**WHAT IS ASKED:**
Please edit the records from the line with "tab[interactable]: 我的控制 × [57,394,106,408]" to the line with "user-greeting: 你好： [405,0,429,10]", replacing "nav-link" with "navigation-link" and leaving everything else unchanged. Give only those lines.

** start MATERIAL SUPPLIED **

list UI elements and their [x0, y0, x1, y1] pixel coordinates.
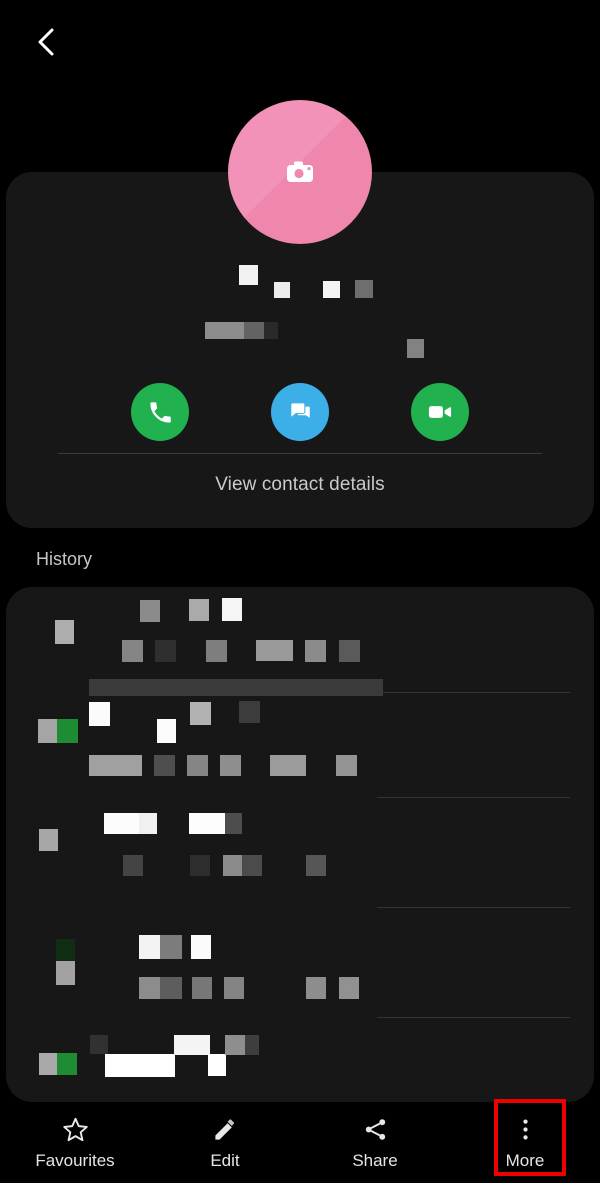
- history-row[interactable]: [6, 587, 594, 696]
- avatar[interactable]: [228, 100, 372, 244]
- chevron-left-icon: [35, 27, 57, 57]
- bottom-navigation: Favourites Edit Share More: [0, 1102, 600, 1183]
- video-camera-icon: [426, 398, 454, 426]
- camera-icon: [285, 159, 315, 185]
- history-section-label: History: [36, 549, 93, 569]
- card-divider: [58, 453, 542, 454]
- history-card: [6, 587, 594, 1102]
- message-icon: [287, 399, 313, 425]
- nav-label-share: Share: [352, 1151, 398, 1170]
- more-vertical-icon: [512, 1114, 539, 1144]
- call-button[interactable]: [131, 383, 189, 441]
- nav-label-more: More: [505, 1151, 545, 1170]
- nav-item-edit[interactable]: Edit: [150, 1102, 300, 1183]
- view-contact-details-link[interactable]: View contact details: [6, 474, 594, 496]
- history-row[interactable]: [6, 1023, 594, 1102]
- back-button[interactable]: [20, 16, 72, 68]
- contact-actions: [6, 383, 594, 441]
- nav-item-more[interactable]: More: [450, 1102, 600, 1183]
- nav-label-edit: Edit: [210, 1151, 240, 1170]
- nav-label-favourites: Favourites: [35, 1151, 115, 1170]
- top-bar: [0, 0, 600, 86]
- phone-icon: [147, 399, 174, 426]
- message-button[interactable]: [271, 383, 329, 441]
- pencil-icon: [212, 1114, 239, 1144]
- history-row[interactable]: [6, 913, 594, 1023]
- history-row[interactable]: [6, 693, 594, 803]
- share-icon: [362, 1114, 389, 1144]
- nav-item-share[interactable]: Share: [300, 1102, 450, 1183]
- video-call-button[interactable]: [411, 383, 469, 441]
- star-icon: [62, 1114, 89, 1144]
- history-row[interactable]: [6, 803, 594, 913]
- nav-item-favourites[interactable]: Favourites: [0, 1102, 150, 1183]
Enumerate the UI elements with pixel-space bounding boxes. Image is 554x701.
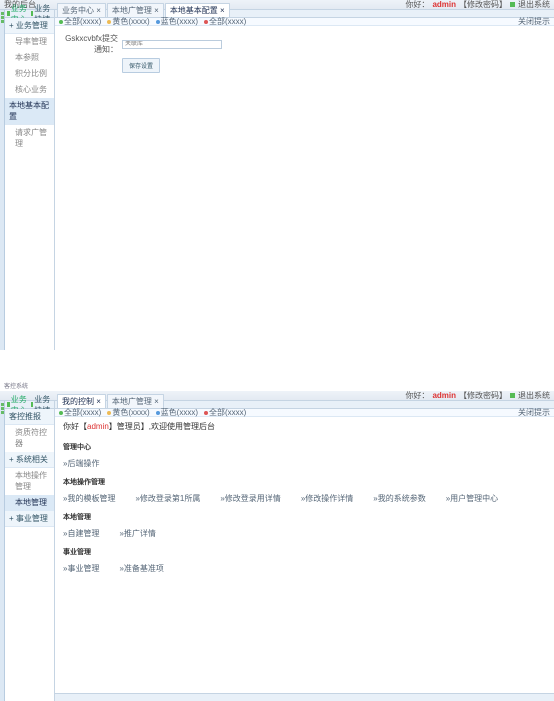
tab[interactable]: 我的控制 × [57,394,106,408]
section-title: 管理中心 [63,442,546,452]
status-icon [510,2,515,7]
sidebar: 业务中心 业务快捷 + 业务管理导率管理本参照积分比例核心业务本地基本配置请求广… [5,10,55,350]
sidebar-item[interactable]: 核心业务 [5,82,54,98]
sidebar-item[interactable]: 资质符控器 [5,425,54,452]
sidebar-item[interactable]: 本地管理 [5,495,54,511]
main-panel: 业务中心 ×本地广管理 ×本地基本配置 × 全部(xxxx)黄色(xxxx)蓝色… [55,10,554,350]
link-row: »自建管理 »推广详情 [63,526,546,541]
tab[interactable]: 本地基本配置 × [165,3,230,17]
nav-link[interactable]: »用户管理中心 [446,493,498,504]
current-user: admin [432,0,456,9]
assoc-input[interactable] [122,40,222,49]
logout-link[interactable]: 退出系统 [518,0,550,10]
form-label: Gskxcvbfx提交通知： [63,33,118,55]
sidebar-tabs: 业务中心 业务快捷 [5,401,54,409]
tab[interactable]: 本地广管理 × [107,3,164,17]
change-password-link[interactable]: 【修改密码】 [459,0,507,10]
sidebar-item[interactable]: 导率管理 [5,34,54,50]
nav-link[interactable]: »我的模板管理 [63,493,115,504]
sidebar-item[interactable]: 积分比例 [5,66,54,82]
square-icon [31,11,34,16]
nav-link[interactable]: »推广详情 [119,528,155,539]
nav-link[interactable]: »自建管理 [63,528,99,539]
sidebar-tabs: 业务中心 业务快捷 [5,10,54,18]
sidebar-menu: 客控推报资质符控器+ 系统相关本地操作管理本地管理+ 事业管理 [5,409,54,701]
link-row: »事业管理 »准备基准项 [63,561,546,576]
sidebar-item[interactable]: 本地操作管理 [5,468,54,495]
sidebar-item[interactable]: 本参照 [5,50,54,66]
section-title: 事业管理 [63,547,546,557]
user-greeting: 你好： [405,0,429,10]
sidebar-item[interactable]: + 事业管理 [5,511,54,527]
section-title: 本地管理 [63,512,546,522]
nav-link[interactable]: »修改操作详情 [301,493,353,504]
sidebar-item[interactable]: 本地基本配置 [5,98,54,125]
toolbar: 全部(xxxx)黄色(xxxx)蓝色(xxxx)全部(xxxx) 关闭提示 [55,409,554,417]
link-row: »我的模板管理 »修改登录第1所属 »修改登录用详情 »修改操作详情 »我的系统参数 »用… [63,491,546,506]
app-window-2: 客控系统 你好： admin 【修改密码】 退出系统 业务中心 业务快捷 客控推… [0,380,554,700]
toolbar: 全部(xxxx)黄色(xxxx)蓝色(xxxx)全部(xxxx) 关闭提示 [55,18,554,26]
nav-link[interactable]: »修改登录用详情 [220,493,280,504]
nav-link[interactable]: »事业管理 [63,563,99,574]
logout-link[interactable]: 退出系统 [518,390,550,401]
status-icon [510,393,515,398]
sidebar: 业务中心 业务快捷 客控推报资质符控器+ 系统相关本地操作管理本地管理+ 事业管… [5,401,55,701]
nav-link[interactable]: »准备基准项 [119,563,163,574]
square-icon [7,11,10,16]
square-icon [7,402,10,407]
user-greeting: 你好： [405,390,429,401]
section-title: 本地操作管理 [63,477,546,487]
nav-link[interactable]: »我的系统参数 [373,493,425,504]
sidebar-item[interactable]: 请求广管理 [5,125,54,152]
content-area: Gskxcvbfx提交通知： 保存设置 [55,26,554,350]
nav-link[interactable]: »后端操作 [63,458,99,469]
sidebar-menu: + 业务管理导率管理本参照积分比例核心业务本地基本配置请求广管理 [5,18,54,350]
link-row: »后端操作 [63,456,546,471]
welcome-text: 你好【admin】管理员】,欢迎使用管理后台 [63,421,546,432]
sidebar-item[interactable]: + 系统相关 [5,452,54,468]
save-button[interactable]: 保存设置 [122,58,160,73]
main-panel: 我的控制 ×本地广管理 × 全部(xxxx)黄色(xxxx)蓝色(xxxx)全部… [55,401,554,701]
square-icon [31,402,34,407]
app-window-1: 我的后台 你好： admin 【修改密码】 退出系统 业务中心 业务快捷 + 业… [0,0,554,350]
content-area: 你好【admin】管理员】,欢迎使用管理后台 管理中心 »后端操作本地操作管理 »我… [55,417,554,701]
change-password-link[interactable]: 【修改密码】 [459,390,507,401]
tab[interactable]: 业务中心 × [57,3,106,17]
sidebar-item[interactable]: 客控推报 [5,409,54,425]
sidebar-item[interactable]: + 业务管理 [5,18,54,34]
nav-link[interactable]: »修改登录第1所属 [135,493,200,504]
current-user: admin [432,391,456,400]
tab[interactable]: 本地广管理 × [107,394,164,408]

** end MATERIAL SUPPLIED **

**RESULT:**
tab[interactable]: 我的控制 × [57,394,106,408]
section-title: 管理中心 [63,442,546,452]
status-icon [510,2,515,7]
sidebar: 业务中心 业务快捷 + 业务管理导率管理本参照积分比例核心业务本地基本配置请求广… [5,10,55,350]
sidebar-item[interactable]: 核心业务 [5,82,54,98]
sidebar-item[interactable]: 资质符控器 [5,425,54,452]
sidebar-item[interactable]: 本地管理 [5,495,54,511]
main-panel: 业务中心 ×本地广管理 ×本地基本配置 × 全部(xxxx)黄色(xxxx)蓝色… [55,10,554,350]
link-row: »自建管理 »推广详情 [63,526,546,541]
tab[interactable]: 本地基本配置 × [165,3,230,17]
navigation-link[interactable]: »用户管理中心 [446,493,498,504]
current-user: admin [432,0,456,9]
assoc-input[interactable] [122,40,222,49]
logout-link[interactable]: 退出系统 [518,0,550,10]
form-label: Gskxcvbfx提交通知： [63,33,118,55]
sidebar-tabs: 业务中心 业务快捷 [5,401,54,409]
tab[interactable]: 本地广管理 × [107,3,164,17]
change-password-link[interactable]: 【修改密码】 [459,0,507,10]
sidebar-item[interactable]: 导率管理 [5,34,54,50]
navigation-link[interactable]: »我的模板管理 [63,493,115,504]
sidebar-item[interactable]: 积分比例 [5,66,54,82]
square-icon [31,11,34,16]
navigation-link[interactable]: »推广详情 [119,528,155,539]
navigation-link[interactable]: »自建管理 [63,528,99,539]
sidebar-tabs: 业务中心 业务快捷 [5,10,54,18]
sidebar-menu: 客控推报资质符控器+ 系统相关本地操作管理本地管理+ 事业管理 [5,409,54,701]
link-row: »事业管理 »准备基准项 [63,561,546,576]
sidebar-item[interactable]: 本地操作管理 [5,468,54,495]
sidebar-item[interactable]: 本参照 [5,50,54,66]
section-title: 事业管理 [63,547,546,557]
user-greeting: 你好： [405,0,429,10]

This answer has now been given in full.